Records supplied:
════════════════

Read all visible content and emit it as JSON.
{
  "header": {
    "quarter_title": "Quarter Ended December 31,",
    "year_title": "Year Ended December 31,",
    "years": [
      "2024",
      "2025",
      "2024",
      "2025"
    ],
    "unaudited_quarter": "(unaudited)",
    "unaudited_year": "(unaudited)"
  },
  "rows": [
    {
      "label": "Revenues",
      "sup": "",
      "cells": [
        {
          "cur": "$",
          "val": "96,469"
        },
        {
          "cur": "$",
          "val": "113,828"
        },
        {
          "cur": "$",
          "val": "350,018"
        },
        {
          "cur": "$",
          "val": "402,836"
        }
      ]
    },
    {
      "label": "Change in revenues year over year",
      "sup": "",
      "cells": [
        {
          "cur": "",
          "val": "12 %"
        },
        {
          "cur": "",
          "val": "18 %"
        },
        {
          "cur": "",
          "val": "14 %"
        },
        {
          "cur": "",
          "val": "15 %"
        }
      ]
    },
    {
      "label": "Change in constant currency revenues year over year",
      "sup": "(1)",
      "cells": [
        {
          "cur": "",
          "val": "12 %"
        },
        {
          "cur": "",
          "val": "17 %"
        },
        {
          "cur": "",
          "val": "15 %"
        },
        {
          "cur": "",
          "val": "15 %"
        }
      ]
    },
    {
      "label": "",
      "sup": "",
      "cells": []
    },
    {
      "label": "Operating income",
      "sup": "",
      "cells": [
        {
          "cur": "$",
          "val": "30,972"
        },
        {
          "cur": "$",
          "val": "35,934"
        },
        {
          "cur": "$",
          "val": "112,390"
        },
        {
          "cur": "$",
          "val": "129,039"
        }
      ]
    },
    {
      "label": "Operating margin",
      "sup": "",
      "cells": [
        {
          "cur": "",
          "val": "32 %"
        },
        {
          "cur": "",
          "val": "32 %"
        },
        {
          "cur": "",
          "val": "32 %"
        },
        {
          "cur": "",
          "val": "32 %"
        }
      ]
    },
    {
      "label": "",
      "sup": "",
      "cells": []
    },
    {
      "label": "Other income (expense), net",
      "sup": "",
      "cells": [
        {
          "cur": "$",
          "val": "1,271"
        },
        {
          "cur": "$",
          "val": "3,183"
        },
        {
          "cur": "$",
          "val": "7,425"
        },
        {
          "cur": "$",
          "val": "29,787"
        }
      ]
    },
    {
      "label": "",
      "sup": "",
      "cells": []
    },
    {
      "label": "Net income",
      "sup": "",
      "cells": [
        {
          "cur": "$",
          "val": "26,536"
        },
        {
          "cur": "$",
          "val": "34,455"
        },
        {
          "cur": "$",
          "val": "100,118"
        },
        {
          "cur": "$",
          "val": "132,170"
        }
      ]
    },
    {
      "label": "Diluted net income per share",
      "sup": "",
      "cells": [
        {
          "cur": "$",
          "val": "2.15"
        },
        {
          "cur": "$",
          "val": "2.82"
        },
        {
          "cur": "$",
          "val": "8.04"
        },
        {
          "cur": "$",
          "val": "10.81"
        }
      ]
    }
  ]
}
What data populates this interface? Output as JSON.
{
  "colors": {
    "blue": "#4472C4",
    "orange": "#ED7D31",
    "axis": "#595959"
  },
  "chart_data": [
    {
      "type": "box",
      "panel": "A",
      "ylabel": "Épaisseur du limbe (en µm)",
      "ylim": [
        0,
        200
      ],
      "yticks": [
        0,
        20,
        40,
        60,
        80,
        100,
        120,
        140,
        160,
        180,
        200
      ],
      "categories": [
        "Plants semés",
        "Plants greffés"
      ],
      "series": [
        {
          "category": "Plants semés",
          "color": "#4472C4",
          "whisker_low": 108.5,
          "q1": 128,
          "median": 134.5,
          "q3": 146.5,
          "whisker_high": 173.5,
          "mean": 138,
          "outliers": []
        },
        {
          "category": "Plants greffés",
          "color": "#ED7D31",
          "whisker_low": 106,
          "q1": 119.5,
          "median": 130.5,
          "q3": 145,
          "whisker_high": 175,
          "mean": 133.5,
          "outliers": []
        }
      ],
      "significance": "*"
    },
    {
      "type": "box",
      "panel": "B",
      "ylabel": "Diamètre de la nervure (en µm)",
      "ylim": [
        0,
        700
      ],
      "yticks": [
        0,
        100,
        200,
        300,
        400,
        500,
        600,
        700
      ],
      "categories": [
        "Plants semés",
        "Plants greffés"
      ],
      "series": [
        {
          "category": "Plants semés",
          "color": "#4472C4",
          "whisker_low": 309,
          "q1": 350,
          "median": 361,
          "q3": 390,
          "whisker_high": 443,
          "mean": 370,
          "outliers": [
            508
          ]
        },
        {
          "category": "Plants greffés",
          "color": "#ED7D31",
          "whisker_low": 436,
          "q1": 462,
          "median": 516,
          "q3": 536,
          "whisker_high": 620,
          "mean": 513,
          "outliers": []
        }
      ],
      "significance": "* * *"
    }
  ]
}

════════════════

What to do:
Repeat all the entries word for word.

Response to the task:
Read all visible content and emit it as JSON.
{
  "header": {
    "quarter_title": "Quarter Ended December 31,",
    "year_title": "Year Ended December 31,",
    "years": [
      "2024",
      "2025",
      "2024",
      "2025"
    ],
    "unaudited_quarter": "(unaudited)",
    "unaudited_year": "(unaudited)"
  },
  "rows": [
    {
      "label": "Revenues",
      "sup": "",
      "cells": [
        {
          "cur": "$",
          "val": "96,469"
        },
        {
          "cur": "$",
          "val": "113,828"
        },
        {
          "cur": "$",
          "val": "350,018"
        },
        {
          "cur": "$",
          "val": "402,836"
        }
      ]
    },
    {
      "label": "Change in revenues year over year",
      "sup": "",
      "cells": [
        {
          "cur": "",
          "val": "12 %"
        },
        {
          "cur": "",
          "val": "18 %"
        },
        {
          "cur": "",
          "val": "14 %"
        },
        {
          "cur": "",
          "val": "15 %"
        }
      ]
    },
    {
      "label": "Change in constant currency revenues year over year",
      "sup": "(1)",
      "cells": [
        {
          "cur": "",
          "val": "12 %"
        },
        {
          "cur": "",
          "val": "17 %"
        },
        {
          "cur": "",
          "val": "15 %"
        },
        {
          "cur": "",
          "val": "15 %"
        }
      ]
    },
    {
      "label": "",
      "sup": "",
      "cells": []
    },
    {
      "label": "Operating income",
      "sup": "",
      "cells": [
        {
          "cur": "$",
          "val": "30,972"
        },
        {
          "cur": "$",
          "val": "35,934"
        },
        {
          "cur": "$",
          "val": "112,390"
        },
        {
          "cur": "$",
          "val": "129,039"
        }
      ]
    },
    {
      "label": "Operating margin",
      "sup": "",
      "cells": [
        {
          "cur": "",
          "val": "32 %"
        },
        {
          "cur": "",
          "val": "32 %"
        },
        {
          "cur": "",
          "val": "32 %"
        },
        {
          "cur": "",
          "val": "32 %"
        }
      ]
    },
    {
      "label": "",
      "sup": "",
      "cells": []
    },
    {
      "label": "Other income (expense), net",
      "sup": "",
      "cells": [
        {
          "cur": "$",
          "val": "1,271"
        },
        {
          "cur": "$",
          "val": "3,183"
        },
        {
          "cur": "$",
          "val": "7,425"
        },
        {
          "cur": "$",
          "val": "29,787"
        }
      ]
    },
    {
      "label": "",
      "sup": "",
      "cells": []
    },
    {
      "label": "Net income",
      "sup": "",
      "cells": [
        {
          "cur": "$",
          "val": "26,536"
        },
        {
          "cur": "$",
          "val": "34,455"
        },
        {
          "cur": "$",
          "val": "100,118"
        },
        {
          "cur": "$",
          "val": "132,170"
        }
      ]
    },
    {
      "label": "Diluted net income per share",
      "sup": "",
      "cells": [
        {
          "cur": "$",
          "val": "2.15"
        },
        {
          "cur": "$",
          "val": "2.82"
        },
        {
          "cur": "$",
          "val": "8.04"
        },
        {
          "cur": "$",
          "val": "10.81"
        }
      ]
    }
  ]
}
What data populates this interface? Output as JSON.
{
  "colors": {
    "blue": "#4472C4",
    "orange": "#ED7D31",
    "axis": "#595959"
  },
  "chart_data": [
    {
      "type": "box",
      "panel": "A",
      "ylabel": "Épaisseur du limbe (en µm)",
      "ylim": [
        0,
        200
      ],
      "yticks": [
        0,
        20,
        40,
        60,
        80,
        100,
        120,
        140,
        160,
        180,
        200
      ],
      "categories": [
        "Plants semés",
        "Plants greffés"
      ],
      "series": [
        {
          "category": "Plants semés",
          "color": "#4472C4",
          "whisker_low": 108.5,
          "q1": 128,
          "median": 134.5,
          "q3": 146.5,
          "whisker_high": 173.5,
          "mean": 138,
          "outliers": []
        },
        {
          "category": "Plants greffés",
          "color": "#ED7D31",
          "whisker_low": 106,
          "q1": 119.5,
          "median": 130.5,
          "q3": 145,
          "whisker_high": 175,
          "mean": 133.5,
          "outliers": []
        }
      ],
      "significance": "*"
    },
    {
      "type": "box",
      "panel": "B",
      "ylabel": "Diamètre de la nervure (en µm)",
      "ylim": [
        0,
        700
      ],
      "yticks": [
        0,
        100,
        200,
        300,
        400,
        500,
        600,
        700
      ],
      "categories": [
        "Plants semés",
        "Plants greffés"
      ],
      "series": [
        {
          "category": "Plants semés",
          "color": "#4472C4",
          "whisker_low": 309,
          "q1": 350,
          "median": 361,
          "q3": 390,
          "whisker_high": 443,
          "mean": 370,
          "outliers": [
            508
          ]
        },
        {
          "category": "Plants greffés",
          "color": "#ED7D31",
          "whisker_low": 436,
          "q1": 462,
          "median": 516,
          "q3": 536,
          "whisker_high": 620,
          "mean": 513,
          "outliers": []
        }
      ],
      "significance": "* * *"
    }
  ]
}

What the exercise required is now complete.